### EXERCISE TASK:
Extract all of the entries and set them down verbatim.

### EXTRACTED RECORDS:
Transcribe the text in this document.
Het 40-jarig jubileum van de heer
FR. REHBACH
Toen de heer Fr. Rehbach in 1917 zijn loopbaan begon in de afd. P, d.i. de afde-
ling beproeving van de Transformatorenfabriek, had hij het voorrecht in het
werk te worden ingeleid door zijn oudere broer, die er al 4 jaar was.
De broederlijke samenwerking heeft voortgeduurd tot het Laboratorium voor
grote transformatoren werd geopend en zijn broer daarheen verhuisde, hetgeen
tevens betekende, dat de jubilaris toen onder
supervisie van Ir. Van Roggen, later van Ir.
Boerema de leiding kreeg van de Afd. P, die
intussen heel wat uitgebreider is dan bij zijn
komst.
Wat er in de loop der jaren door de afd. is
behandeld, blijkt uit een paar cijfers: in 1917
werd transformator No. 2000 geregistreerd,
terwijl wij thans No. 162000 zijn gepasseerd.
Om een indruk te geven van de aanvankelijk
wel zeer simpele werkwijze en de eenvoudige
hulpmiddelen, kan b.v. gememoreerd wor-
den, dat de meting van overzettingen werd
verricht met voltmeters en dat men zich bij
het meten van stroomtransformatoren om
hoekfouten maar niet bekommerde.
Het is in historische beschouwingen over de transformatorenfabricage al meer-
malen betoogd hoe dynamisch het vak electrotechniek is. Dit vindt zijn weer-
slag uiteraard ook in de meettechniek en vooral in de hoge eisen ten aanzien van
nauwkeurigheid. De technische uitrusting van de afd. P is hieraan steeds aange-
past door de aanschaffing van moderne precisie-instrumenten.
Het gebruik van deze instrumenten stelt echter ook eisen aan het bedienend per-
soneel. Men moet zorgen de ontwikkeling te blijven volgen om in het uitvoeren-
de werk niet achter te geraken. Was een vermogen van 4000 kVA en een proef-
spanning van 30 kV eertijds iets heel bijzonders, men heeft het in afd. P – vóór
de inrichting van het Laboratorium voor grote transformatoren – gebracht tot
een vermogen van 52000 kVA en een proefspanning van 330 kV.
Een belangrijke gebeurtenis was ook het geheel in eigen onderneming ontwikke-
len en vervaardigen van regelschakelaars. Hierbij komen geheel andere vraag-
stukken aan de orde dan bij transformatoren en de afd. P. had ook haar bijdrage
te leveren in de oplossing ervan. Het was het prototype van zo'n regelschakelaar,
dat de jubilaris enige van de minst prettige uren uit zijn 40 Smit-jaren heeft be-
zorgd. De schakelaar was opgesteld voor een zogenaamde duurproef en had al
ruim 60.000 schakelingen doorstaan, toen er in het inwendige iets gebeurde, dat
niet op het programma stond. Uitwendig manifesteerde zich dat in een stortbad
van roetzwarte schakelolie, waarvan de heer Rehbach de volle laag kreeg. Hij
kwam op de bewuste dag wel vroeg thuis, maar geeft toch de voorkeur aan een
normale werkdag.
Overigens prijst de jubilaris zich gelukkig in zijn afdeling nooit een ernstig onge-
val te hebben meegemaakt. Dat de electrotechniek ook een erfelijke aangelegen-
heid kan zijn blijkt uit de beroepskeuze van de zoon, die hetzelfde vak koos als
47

### RESPONSE:
Transcribe the text in this document.
Het 40-jarig jubileum van de heer
FR. REHBACH
Toen de heer Fr. Rehbach in 1917 zijn loopbaan begon in de afd. P, d.i. de afde-
ling beproeving van de Transformatorenfabriek, had hij het voorrecht in het
werk te worden ingeleid door zijn oudere broer, die er al 4 jaar was.
De broederlijke samenwerking heeft voortgeduurd tot het Laboratorium voor
grote transformatoren werd geopend en zijn broer daarheen verhuisde, hetgeen
tevens betekende, dat de jubilaris toen onder
supervisie van Ir. Van Roggen, later van Ir.
Boerema de leiding kreeg van de Afd. P, die
intussen heel wat uitgebreider is dan bij zijn
komst.
Wat er in de loop der jaren door de afd. is
behandeld, blijkt uit een paar cijfers: in 1917
werd transformator No. 2000 geregistreerd,
terwijl wij thans No. 162000 zijn gepasseerd.
Om een indruk te geven van de aanvankelijk
wel zeer simpele werkwijze en de eenvoudige
hulpmiddelen, kan b.v. gememoreerd wor-
den, dat de meting van overzettingen werd
verricht met voltmeters en dat men zich bij
het meten van stroomtransformatoren om
hoekfouten maar niet bekommerde.
Het is in historische beschouwingen over de transformatorenfabricage al meer-
malen betoogd hoe dynamisch het vak electrotechniek is. Dit vindt zijn weer-
slag uiteraard ook in de meettechniek en vooral in de hoge eisen ten aanzien van
nauwkeurigheid. De technische uitrusting van de afd. P is hieraan steeds aange-
past door de aanschaffing van moderne precisie-instrumenten.
Het gebruik van deze instrumenten stelt echter ook eisen aan het bedienend per-
soneel. Men moet zorgen de ontwikkeling te blijven volgen om in het uitvoeren-
de werk niet achter te geraken. Was een vermogen van 4000 kVA en een proef-
spanning van 30 kV eertijds iets heel bijzonders, men heeft het in afd. P – vóór
de inrichting van het Laboratorium voor grote transformatoren – gebracht tot
een vermogen van 52000 kVA en een proefspanning van 330 kV.
Een belangrijke gebeurtenis was ook het geheel in eigen onderneming ontwikke-
len en vervaardigen van regelschakelaars. Hierbij komen geheel andere vraag-
stukken aan de orde dan bij transformatoren en de afd. P. had ook haar bijdrage
te leveren in de oplossing ervan. Het was het prototype van zo'n regelschakelaar,
dat de jubilaris enige van de minst prettige uren uit zijn 40 Smit-jaren heeft be-
zorgd. De schakelaar was opgesteld voor een zogenaamde duurproef en had al
ruim 60.000 schakelingen doorstaan, toen er in het inwendige iets gebeurde, dat
niet op het programma stond. Uitwendig manifesteerde zich dat in een stortbad
van roetzwarte schakelolie, waarvan de heer Rehbach de volle laag kreeg. Hij
kwam op de bewuste dag wel vroeg thuis, maar geeft toch de voorkeur aan een
normale werkdag.
Overigens prijst de jubilaris zich gelukkig in zijn afdeling nooit een ernstig onge-
val te hebben meegemaakt. Dat de electrotechniek ook een erfelijke aangelegen-
heid kan zijn blijkt uit de beroepskeuze van de zoon, die hetzelfde vak koos als
47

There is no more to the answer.